WHAT IS REQUIRED >> Write out all of the lines below, exactly and completely.

>> START

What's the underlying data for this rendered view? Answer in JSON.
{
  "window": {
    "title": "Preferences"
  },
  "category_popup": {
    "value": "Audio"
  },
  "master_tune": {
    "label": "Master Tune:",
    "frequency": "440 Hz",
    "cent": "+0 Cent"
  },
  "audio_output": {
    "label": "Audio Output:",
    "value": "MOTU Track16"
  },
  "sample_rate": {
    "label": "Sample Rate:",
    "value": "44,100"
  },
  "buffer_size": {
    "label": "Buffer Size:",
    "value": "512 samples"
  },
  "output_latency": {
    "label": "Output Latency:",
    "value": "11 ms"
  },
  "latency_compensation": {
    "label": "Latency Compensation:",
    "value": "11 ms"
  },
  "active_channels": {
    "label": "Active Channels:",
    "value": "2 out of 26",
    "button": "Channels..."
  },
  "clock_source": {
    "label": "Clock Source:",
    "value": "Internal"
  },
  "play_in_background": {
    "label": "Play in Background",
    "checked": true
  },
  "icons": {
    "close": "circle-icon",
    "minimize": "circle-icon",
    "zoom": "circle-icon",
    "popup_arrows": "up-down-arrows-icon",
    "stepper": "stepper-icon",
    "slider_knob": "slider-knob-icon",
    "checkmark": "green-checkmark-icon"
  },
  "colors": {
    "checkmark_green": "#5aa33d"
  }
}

>> END

SOLUTION TO THIS PROBLEM >>
What's the underlying data for this rendered view? Answer in JSON.
{
  "window": {
    "title": "Preferences"
  },
  "category_popup": {
    "value": "Audio"
  },
  "master_tune": {
    "label": "Master Tune:",
    "frequency": "440 Hz",
    "cent": "+0 Cent"
  },
  "audio_output": {
    "label": "Audio Output:",
    "value": "MOTU Track16"
  },
  "sample_rate": {
    "label": "Sample Rate:",
    "value": "44,100"
  },
  "buffer_size": {
    "label": "Buffer Size:",
    "value": "512 samples"
  },
  "output_latency": {
    "label": "Output Latency:",
    "value": "11 ms"
  },
  "latency_compensation": {
    "label": "Latency Compensation:",
    "value": "11 ms"
  },
  "active_channels": {
    "label": "Active Channels:",
    "value": "2 out of 26",
    "button": "Channels..."
  },
  "clock_source": {
    "label": "Clock Source:",
    "value": "Internal"
  },
  "play_in_background": {
    "label": "Play in Background",
    "checked": true
  },
  "icons": {
    "close": "circle-icon",
    "minimize": "circle-icon",
    "zoom": "circle-icon",
    "popup_arrows": "up-down-arrows-icon",
    "stepper": "stepper-icon",
    "slider_knob": "slider-knob-icon",
    "checkmark": "green-checkmark-icon"
  },
  "colors": {
    "checkmark_green": "#5aa33d"
  }
}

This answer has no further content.